-- SUPPLIED ENTRIES start --
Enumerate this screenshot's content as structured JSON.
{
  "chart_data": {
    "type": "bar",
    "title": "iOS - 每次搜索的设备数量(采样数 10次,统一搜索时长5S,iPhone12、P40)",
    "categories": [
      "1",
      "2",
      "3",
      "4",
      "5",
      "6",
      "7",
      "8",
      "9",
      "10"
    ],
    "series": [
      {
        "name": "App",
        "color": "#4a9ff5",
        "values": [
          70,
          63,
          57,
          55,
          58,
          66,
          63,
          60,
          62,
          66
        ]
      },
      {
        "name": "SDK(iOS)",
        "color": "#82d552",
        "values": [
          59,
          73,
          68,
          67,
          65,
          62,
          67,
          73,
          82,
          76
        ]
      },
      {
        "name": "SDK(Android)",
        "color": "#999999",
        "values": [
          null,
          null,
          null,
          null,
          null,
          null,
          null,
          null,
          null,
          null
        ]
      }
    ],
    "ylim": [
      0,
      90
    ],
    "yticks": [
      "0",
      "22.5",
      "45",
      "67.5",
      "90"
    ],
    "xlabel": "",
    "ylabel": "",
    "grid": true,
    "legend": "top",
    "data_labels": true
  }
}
-- SUPPLIED ENTRIES end --
WHAT THE EXERCISE ASKS -
Within the entries above, how many lines contain "color"? Respond with the number only.

TASK RESPONSE -
3